**WHAT YOU WILL DO:**
Work out how many lines include "offline" and answer with that number only.

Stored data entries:
☆ ☆ ☆
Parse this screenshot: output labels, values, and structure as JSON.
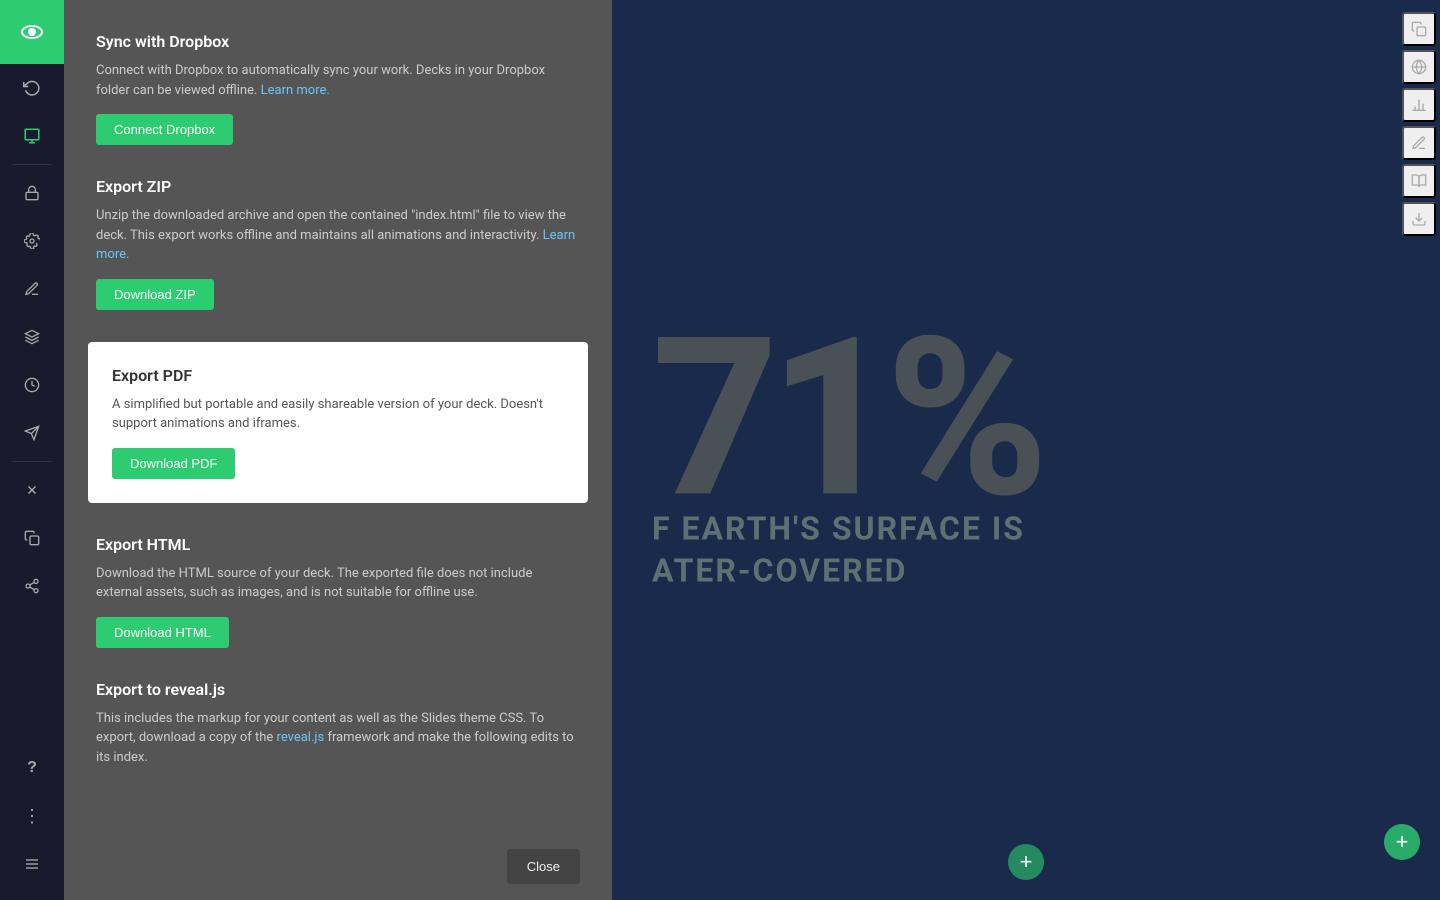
{
  "sidebar": {
    "logo_icon": "eye",
    "items": [
      {
        "name": "undo",
        "icon": "↩",
        "label": "undo-button",
        "active": false
      },
      {
        "name": "slide-view",
        "icon": "▣",
        "label": "slide-view-button",
        "active": true
      },
      {
        "name": "lock",
        "icon": "🔒",
        "label": "lock-button",
        "active": false
      },
      {
        "name": "settings",
        "icon": "⚙",
        "label": "settings-button",
        "active": false
      },
      {
        "name": "pencil",
        "icon": "✏",
        "label": "pencil-button",
        "active": false
      },
      {
        "name": "layers",
        "icon": "⊞",
        "label": "layers-button",
        "active": false
      },
      {
        "name": "clock",
        "icon": "🕐",
        "label": "clock-button",
        "active": false
      },
      {
        "name": "megaphone",
        "icon": "📢",
        "label": "megaphone-button",
        "active": false
      },
      {
        "name": "close",
        "icon": "✕",
        "label": "close-button",
        "active": false
      },
      {
        "name": "copy",
        "icon": "⧉",
        "label": "copy-button",
        "active": false
      },
      {
        "name": "share",
        "icon": "⎋",
        "label": "share-button",
        "active": false
      }
    ],
    "bottom_items": [
      {
        "name": "help",
        "icon": "?",
        "label": "help-button"
      },
      {
        "name": "more",
        "icon": "⋮",
        "label": "more-button"
      },
      {
        "name": "menu",
        "icon": "☰",
        "label": "menu-button"
      }
    ]
  },
  "export_panel": {
    "sections": [
      {
        "id": "dropbox",
        "title": "Sync with Dropbox",
        "description": "Connect with Dropbox to automatically sync your work. Decks in your Dropbox folder can be viewed offline.",
        "learn_more_text": "Learn more.",
        "button_label": "Connect Dropbox",
        "highlighted": false
      },
      {
        "id": "zip",
        "title": "Export ZIP",
        "description": "Unzip the downloaded archive and open the contained \"index.html\" file to view the deck. This export works offline and maintains all animations and interactivity.",
        "learn_more_text": "Learn more.",
        "button_label": "Download ZIP",
        "highlighted": false
      },
      {
        "id": "pdf",
        "title": "Export PDF",
        "description": "A simplified but portable and easily shareable version of your deck. Doesn't support animations and iframes.",
        "button_label": "Download PDF",
        "highlighted": true
      },
      {
        "id": "html",
        "title": "Export HTML",
        "description": "Download the HTML source of your deck. The exported file does not include external assets, such as images, and is not suitable for offline use.",
        "button_label": "Download HTML",
        "highlighted": false
      },
      {
        "id": "revealjs",
        "title": "Export to reveal.js",
        "description_part1": "This includes the markup for your content as well as the Slides theme CSS. To export, download a copy of the ",
        "link_text": "reveal.js",
        "description_part2": " framework and make the following edits to its index.",
        "button_label": null,
        "highlighted": false
      }
    ],
    "close_button_label": "Close"
  },
  "slide": {
    "percent": "71%",
    "subtitle_line1": "F EARTH'S SURFACE IS",
    "subtitle_line2": "ATER-COVERED"
  },
  "right_sidebar": {
    "icons": [
      {
        "name": "copy-icon",
        "symbol": "⧉"
      },
      {
        "name": "globe-icon",
        "symbol": "◎"
      },
      {
        "name": "chart-icon",
        "symbol": "⊿"
      },
      {
        "name": "pencil-tool-icon",
        "symbol": "/"
      },
      {
        "name": "book-icon",
        "symbol": "⊟"
      },
      {
        "name": "export-icon",
        "symbol": "⊡"
      }
    ],
    "add_button_label": "+"
  }
}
☆ ☆ ☆
**THE ANSWER:**
3